Food fight in Florida over the Tomato Wars

Michel Marizco

Florida and Mexico growers are feuding over tomato prices. It’s the same argument heard nearly 20 years ago when NAFTA was first signed, when American farmers feared cheaper Mexican crops would flood the market here and put them out of business.

American produce importers and Mexican growers predict this dispute will bring about a trade war. But Florida growers say right now, it’s a price war. And they say Mexico is undercutting their ability to sell fresh tomatoes. Late this summer, a group of Florida tomato growers petitioned the U.S. Department of Commerce to tear up a pricing agreement with Mexican producers. If the agency is considering it, the tomato growers here can file an anti-dumping complaint against Mexico.

“We do not see a good business model in producing tomatoes and selling tomatoes for less than the cost of growing those tomatoes," says Reggie Brown of the Florida Tomato Exchange. Brown also says the average box of Florida tomatoes sells for about $6. The cost to grow that same box costs $9 to $10.

In the tiny town of Imuris in northern Sonora, about an hour south of the Arizona border, sits some of Florida’s competition.

A group of migrant workers kills time listening to music while waiting for a bus ride home. They came up to Imuris from central Mexico to work in Carlos Fisher’s massive greenhouse operation, Sierra Seed Company.

It’s a good example of the boom in free trade. In 2011, Mexico sent about 2.8 billion pounds of tomatoes into the U.S, more than triple what they exported the year before NAFTA began: 800 hundred million pounds. Traditionally, Mexican tomato growers targeted the west coast market, and Florida on the east coast. But in recent years, with cheaper and more efficient shipping, Mexico tomatoes are now available everywhere. And this is how businessmen in Mexico like Fisher did it.

- [INFORMATION SHOWN]:
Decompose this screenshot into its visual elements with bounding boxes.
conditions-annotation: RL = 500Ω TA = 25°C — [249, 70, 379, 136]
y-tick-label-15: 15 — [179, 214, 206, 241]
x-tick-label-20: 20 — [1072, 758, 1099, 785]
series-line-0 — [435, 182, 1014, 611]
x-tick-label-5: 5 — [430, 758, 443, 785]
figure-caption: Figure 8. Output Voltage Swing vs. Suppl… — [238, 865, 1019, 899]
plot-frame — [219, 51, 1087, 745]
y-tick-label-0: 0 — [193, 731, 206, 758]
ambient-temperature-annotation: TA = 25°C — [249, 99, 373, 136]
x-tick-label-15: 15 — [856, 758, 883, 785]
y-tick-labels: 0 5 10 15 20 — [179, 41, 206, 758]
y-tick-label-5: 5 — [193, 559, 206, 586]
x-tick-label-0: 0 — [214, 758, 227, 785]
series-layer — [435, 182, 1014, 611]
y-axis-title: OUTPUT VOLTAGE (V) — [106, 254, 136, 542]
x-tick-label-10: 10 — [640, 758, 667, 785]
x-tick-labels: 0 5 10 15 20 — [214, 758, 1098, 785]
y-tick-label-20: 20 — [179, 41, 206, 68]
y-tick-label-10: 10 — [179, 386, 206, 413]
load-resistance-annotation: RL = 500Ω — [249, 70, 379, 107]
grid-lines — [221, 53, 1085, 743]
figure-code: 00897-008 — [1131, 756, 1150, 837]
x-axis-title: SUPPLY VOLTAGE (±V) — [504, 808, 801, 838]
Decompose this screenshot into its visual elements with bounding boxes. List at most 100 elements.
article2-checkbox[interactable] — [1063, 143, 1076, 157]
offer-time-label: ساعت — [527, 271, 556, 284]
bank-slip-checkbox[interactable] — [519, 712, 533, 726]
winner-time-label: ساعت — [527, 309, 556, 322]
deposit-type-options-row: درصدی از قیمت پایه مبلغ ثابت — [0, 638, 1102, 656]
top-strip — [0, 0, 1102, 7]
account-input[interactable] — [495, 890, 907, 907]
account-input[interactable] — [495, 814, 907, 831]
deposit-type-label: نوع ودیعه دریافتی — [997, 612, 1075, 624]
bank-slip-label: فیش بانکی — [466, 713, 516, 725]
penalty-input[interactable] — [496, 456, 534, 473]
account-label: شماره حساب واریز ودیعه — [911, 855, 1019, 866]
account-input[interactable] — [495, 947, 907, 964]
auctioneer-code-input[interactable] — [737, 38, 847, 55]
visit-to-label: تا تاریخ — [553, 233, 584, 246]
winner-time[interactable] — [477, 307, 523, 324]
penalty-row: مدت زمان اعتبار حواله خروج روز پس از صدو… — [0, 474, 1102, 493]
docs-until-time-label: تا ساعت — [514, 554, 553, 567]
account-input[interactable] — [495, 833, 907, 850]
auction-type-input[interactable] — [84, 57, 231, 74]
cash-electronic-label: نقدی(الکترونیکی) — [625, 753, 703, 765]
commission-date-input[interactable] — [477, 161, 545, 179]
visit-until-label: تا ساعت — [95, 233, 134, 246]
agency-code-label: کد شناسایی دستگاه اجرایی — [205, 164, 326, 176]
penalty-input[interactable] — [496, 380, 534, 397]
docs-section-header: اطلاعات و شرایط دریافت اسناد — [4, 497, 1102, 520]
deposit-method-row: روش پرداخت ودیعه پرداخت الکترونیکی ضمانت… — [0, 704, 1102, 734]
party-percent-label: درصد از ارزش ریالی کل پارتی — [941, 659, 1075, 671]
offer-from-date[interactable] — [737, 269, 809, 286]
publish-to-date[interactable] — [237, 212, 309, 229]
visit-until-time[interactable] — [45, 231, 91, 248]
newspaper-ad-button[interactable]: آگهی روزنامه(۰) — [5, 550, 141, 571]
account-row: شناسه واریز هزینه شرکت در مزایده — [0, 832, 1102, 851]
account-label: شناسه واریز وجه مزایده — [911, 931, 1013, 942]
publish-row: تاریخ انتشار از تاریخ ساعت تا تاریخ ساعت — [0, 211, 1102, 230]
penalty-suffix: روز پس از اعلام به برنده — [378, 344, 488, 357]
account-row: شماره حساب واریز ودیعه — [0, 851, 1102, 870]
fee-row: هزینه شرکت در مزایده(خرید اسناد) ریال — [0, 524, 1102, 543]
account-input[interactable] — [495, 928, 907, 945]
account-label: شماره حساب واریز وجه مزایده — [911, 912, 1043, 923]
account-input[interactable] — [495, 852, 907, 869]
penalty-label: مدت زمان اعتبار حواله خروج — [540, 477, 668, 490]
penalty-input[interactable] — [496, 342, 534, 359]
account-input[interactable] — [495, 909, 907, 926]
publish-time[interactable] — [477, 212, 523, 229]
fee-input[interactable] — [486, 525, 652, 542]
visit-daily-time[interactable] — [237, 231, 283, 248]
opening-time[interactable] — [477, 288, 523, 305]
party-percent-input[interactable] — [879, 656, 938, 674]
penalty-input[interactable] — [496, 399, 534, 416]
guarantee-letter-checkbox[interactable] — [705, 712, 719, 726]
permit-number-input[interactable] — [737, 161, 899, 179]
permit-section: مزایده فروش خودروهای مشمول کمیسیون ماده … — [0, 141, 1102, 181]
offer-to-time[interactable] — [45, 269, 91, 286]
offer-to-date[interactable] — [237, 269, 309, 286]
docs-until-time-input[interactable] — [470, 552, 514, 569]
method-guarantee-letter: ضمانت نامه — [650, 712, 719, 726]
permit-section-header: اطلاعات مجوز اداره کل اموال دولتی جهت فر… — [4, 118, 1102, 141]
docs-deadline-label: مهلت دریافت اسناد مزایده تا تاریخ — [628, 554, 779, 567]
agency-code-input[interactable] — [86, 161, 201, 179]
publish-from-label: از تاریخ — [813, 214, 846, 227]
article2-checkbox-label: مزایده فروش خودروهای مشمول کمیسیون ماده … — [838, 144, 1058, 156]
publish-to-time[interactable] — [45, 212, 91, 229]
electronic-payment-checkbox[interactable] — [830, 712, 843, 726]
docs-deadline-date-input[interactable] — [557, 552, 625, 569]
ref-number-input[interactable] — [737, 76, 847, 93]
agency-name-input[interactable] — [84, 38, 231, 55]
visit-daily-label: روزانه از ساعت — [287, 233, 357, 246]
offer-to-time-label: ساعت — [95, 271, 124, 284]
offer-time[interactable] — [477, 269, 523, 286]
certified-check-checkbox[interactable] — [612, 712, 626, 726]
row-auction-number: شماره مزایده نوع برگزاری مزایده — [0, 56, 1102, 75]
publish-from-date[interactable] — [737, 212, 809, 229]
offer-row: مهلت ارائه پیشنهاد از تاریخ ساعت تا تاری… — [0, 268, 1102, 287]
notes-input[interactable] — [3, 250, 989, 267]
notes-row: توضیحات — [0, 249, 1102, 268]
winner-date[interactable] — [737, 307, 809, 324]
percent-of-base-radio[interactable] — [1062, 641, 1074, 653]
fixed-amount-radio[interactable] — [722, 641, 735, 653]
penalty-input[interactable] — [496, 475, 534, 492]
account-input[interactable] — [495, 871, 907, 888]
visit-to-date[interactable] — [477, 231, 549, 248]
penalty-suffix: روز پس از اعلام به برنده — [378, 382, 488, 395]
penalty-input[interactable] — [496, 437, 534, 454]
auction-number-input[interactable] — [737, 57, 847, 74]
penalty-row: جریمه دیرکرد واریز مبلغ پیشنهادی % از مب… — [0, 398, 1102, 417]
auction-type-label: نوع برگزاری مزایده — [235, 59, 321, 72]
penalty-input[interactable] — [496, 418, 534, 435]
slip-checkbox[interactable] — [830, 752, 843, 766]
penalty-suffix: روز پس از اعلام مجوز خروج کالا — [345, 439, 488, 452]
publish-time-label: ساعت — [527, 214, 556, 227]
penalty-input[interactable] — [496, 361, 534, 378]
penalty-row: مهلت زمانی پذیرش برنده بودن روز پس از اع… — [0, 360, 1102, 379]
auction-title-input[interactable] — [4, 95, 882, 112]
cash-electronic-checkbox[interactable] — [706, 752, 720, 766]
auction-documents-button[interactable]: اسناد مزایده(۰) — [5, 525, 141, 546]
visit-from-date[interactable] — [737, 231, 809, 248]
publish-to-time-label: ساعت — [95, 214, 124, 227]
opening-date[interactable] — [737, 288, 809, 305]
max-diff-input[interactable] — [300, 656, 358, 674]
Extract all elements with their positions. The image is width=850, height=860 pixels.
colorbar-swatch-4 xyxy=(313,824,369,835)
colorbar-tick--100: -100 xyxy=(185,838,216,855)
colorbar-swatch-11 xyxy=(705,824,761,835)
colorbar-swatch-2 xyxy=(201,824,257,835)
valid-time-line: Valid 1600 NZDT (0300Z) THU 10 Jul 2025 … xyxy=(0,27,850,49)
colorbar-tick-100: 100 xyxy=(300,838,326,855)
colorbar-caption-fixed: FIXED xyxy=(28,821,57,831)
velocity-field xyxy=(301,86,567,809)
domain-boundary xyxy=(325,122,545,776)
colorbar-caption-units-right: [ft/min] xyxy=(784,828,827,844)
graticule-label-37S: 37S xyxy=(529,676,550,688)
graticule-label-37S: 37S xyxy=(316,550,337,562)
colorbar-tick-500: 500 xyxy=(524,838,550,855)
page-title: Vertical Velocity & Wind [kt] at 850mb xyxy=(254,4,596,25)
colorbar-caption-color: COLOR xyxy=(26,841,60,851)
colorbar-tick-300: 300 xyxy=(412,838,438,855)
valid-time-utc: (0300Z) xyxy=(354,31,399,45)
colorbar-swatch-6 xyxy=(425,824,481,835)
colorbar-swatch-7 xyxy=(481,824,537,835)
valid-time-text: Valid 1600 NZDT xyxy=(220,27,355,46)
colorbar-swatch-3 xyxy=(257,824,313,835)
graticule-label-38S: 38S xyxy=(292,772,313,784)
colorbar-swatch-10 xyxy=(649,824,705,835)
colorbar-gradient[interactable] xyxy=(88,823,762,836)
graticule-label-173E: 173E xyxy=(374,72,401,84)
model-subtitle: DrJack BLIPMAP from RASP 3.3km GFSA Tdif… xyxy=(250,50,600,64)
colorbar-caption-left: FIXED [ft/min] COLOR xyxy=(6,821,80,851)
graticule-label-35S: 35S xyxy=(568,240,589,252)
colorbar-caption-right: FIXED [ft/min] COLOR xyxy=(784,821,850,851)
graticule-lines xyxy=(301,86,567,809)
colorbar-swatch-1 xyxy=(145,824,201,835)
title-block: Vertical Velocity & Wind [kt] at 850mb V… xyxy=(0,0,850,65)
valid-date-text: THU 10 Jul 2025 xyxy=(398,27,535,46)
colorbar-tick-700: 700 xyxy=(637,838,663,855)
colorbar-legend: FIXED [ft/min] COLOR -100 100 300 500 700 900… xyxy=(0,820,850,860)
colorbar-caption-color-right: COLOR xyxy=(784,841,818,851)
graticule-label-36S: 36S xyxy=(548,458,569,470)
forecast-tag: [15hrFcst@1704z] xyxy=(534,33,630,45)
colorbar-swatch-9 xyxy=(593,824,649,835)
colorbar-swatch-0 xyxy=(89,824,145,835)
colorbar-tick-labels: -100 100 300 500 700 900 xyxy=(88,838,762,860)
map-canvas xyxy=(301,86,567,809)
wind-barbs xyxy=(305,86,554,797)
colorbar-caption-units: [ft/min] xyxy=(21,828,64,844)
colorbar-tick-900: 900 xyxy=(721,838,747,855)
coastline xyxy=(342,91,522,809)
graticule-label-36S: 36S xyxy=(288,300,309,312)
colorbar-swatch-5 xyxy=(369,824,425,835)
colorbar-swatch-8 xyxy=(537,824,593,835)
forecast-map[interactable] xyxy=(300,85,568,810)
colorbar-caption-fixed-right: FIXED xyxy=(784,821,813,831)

- [REQUIRED TASKS]:
1) Could you reproduce the entries from their first line through the line containing "most 100 elements.", substituting "gridlines" for "grid-lines" and leaving everything else untouched?
2) Can you pick up the article on the Florida–Mexico tomato price dispute after its last sentence and carry it forward?

- [RESULTS FOR EACH TASK]:
1)
Decompose this screenshot into its visual elements with bounding boxes.
conditions-annotation: RL = 500Ω TA = 25°C — [249, 70, 379, 136]
y-tick-label-15: 15 — [179, 214, 206, 241]
x-tick-label-20: 20 — [1072, 758, 1099, 785]
series-line-0 — [435, 182, 1014, 611]
x-tick-label-5: 5 — [430, 758, 443, 785]
figure-caption: Figure 8. Output Voltage Swing vs. Suppl… — [238, 865, 1019, 899]
plot-frame — [219, 51, 1087, 745]
y-tick-label-0: 0 — [193, 731, 206, 758]
ambient-temperature-annotation: TA = 25°C — [249, 99, 373, 136]
x-tick-label-15: 15 — [856, 758, 883, 785]
y-tick-labels: 0 5 10 15 20 — [179, 41, 206, 758]
y-tick-label-5: 5 — [193, 559, 206, 586]
x-tick-label-0: 0 — [214, 758, 227, 785]
series-layer — [435, 182, 1014, 611]
y-axis-title: OUTPUT VOLTAGE (V) — [106, 254, 136, 542]
x-tick-label-10: 10 — [640, 758, 667, 785]
x-tick-labels: 0 5 10 15 20 — [214, 758, 1098, 785]
y-tick-label-20: 20 — [179, 41, 206, 68]
y-tick-label-10: 10 — [179, 386, 206, 413]
load-resistance-annotation: RL = 500Ω — [249, 70, 379, 107]
gridlines — [221, 53, 1085, 743]
figure-code: 00897-008 — [1131, 756, 1150, 837]
x-axis-title: SUPPLY VOLTAGE (±V) — [504, 808, 801, 838]
Decompose this screenshot into its visual elements with bounding boxes. List at most 100 elements.

2)
“This is a big part of our business here, this is where we graft the tomatoes. Take a healthy root system and unite it with a very good, vigorous variety and we turn it into a super-plant,” Fisher says.

Starter tomato plants make up the bulk of their work. The company turns out 12 million grafted starter plants every six weeks. Those end up planted further south in the fields of Sinaloa, known for its hot and ideal growing climate.

It costs $5 to grow a box of tomatoes here, and it sells for about nine. So, unlike the Florida growers, Mexican tomato farmers are turning a very good profit. Fisher says that if tomato production here scaled back, he’d close down his farm.

Fisher adds, “I’ve done this all my life and I don’t think I can see myself doing anything else. So yeah, it is very scary. And I don’t want to move to Florida, that’s for sure.”

Fisher’s operation is part of the trade group the Fresh Produce Association. The association is based in Nogales, a small border town that has been in the tomato business for the past century. These days, nearly half the tomatoes imported from Mexico come through here.

Lance Jungemeyer is president of Fresh Produce, says that Florida, in pushing this dumping complaint right now, is playing politics.

“Well it’s very simple. There’s an election going on in the United States and Florida is a swing state,” says Jungemeyer.

Back in another election year, 1996, Florida also accused Mexican importers of dumping tomatoes on the U.S market. The Department of Commerce agreed and then set a minimum  price at which Mexican tomatoes could be sold here.

This time around, Mexican growers and importers say a commerce decision against them will spark a trade war and punitive tariffs against other U.S. agricultural goods.

Florida is pushing for a decision before the November election.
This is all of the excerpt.